• [PROBLEM DETAILS]: Extract every line that includes the string "title".

• [RECORDS SHOWN]:

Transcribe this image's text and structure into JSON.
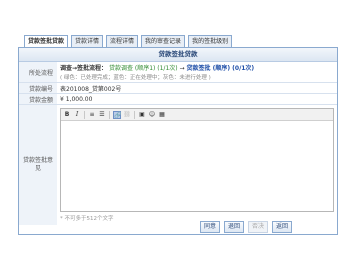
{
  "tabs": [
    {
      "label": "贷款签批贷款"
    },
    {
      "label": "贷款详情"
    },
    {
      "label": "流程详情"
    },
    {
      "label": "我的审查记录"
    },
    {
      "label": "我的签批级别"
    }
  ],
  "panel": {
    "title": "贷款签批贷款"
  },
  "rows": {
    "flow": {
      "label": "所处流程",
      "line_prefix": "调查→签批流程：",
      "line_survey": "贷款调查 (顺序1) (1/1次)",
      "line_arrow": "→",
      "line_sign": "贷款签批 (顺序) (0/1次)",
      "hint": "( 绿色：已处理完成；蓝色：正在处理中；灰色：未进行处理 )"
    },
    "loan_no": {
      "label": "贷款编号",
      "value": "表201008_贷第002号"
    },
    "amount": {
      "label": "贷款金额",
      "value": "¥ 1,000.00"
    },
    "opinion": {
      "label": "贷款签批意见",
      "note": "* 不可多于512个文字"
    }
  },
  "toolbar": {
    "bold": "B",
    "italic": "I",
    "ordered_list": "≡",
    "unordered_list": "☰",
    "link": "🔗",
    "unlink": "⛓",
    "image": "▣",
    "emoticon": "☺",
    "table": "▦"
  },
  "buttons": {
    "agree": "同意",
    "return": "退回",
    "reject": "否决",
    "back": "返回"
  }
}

---

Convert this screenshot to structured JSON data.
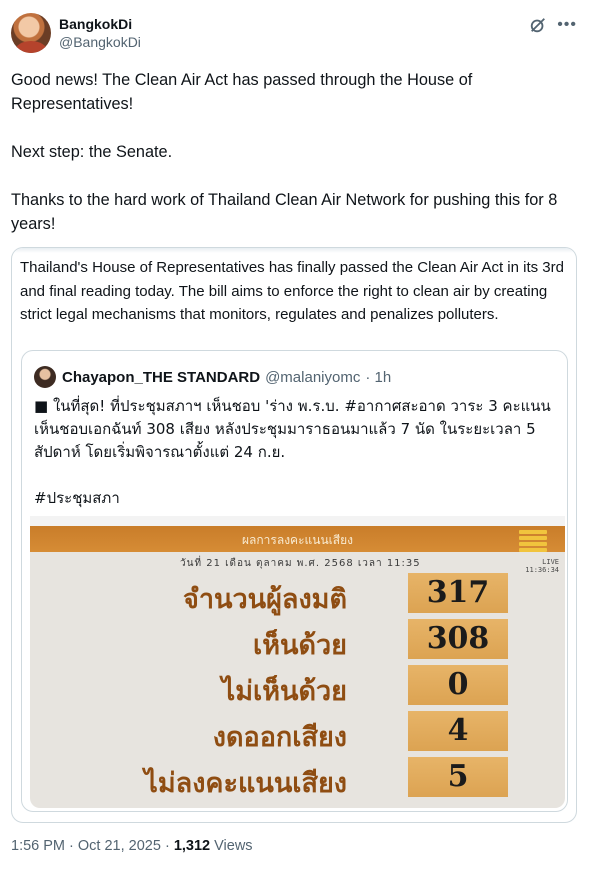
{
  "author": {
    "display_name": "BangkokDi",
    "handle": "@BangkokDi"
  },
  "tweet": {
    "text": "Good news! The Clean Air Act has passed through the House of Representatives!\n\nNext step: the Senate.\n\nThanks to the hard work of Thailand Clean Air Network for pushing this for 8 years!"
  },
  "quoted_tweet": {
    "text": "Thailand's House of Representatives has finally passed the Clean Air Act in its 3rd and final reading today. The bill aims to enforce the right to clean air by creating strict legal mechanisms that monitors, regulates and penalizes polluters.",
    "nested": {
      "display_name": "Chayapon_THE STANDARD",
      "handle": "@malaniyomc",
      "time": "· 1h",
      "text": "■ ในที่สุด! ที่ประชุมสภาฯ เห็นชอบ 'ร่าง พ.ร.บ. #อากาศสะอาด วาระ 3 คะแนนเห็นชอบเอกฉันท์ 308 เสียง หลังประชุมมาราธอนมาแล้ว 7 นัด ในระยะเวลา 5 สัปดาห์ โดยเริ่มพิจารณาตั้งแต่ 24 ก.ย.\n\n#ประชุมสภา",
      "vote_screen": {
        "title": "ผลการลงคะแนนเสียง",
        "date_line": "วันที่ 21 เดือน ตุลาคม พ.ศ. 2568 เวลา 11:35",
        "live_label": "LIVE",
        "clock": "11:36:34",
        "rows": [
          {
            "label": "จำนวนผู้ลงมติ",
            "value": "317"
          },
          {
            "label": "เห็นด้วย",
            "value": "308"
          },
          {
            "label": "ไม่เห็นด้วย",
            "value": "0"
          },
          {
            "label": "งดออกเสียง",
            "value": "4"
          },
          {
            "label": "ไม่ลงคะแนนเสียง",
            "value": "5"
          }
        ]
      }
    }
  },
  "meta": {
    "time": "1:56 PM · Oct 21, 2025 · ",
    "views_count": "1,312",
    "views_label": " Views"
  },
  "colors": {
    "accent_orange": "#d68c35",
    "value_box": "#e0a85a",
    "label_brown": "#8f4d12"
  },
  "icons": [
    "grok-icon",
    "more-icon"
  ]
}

...

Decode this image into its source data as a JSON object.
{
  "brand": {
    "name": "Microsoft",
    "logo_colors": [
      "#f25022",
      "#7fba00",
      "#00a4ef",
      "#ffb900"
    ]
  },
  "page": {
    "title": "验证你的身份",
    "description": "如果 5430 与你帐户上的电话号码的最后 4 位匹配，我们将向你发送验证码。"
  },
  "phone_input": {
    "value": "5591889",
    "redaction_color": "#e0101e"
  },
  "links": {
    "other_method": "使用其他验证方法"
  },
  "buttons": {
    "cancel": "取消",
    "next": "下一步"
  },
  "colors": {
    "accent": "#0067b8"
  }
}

• [RESPONSE FOR THIS EXERCISE]:
    "title": "贷款签批贷款"
        "title": "ผลการลงคะแนนเสียง",
    "title": "验证你的身份",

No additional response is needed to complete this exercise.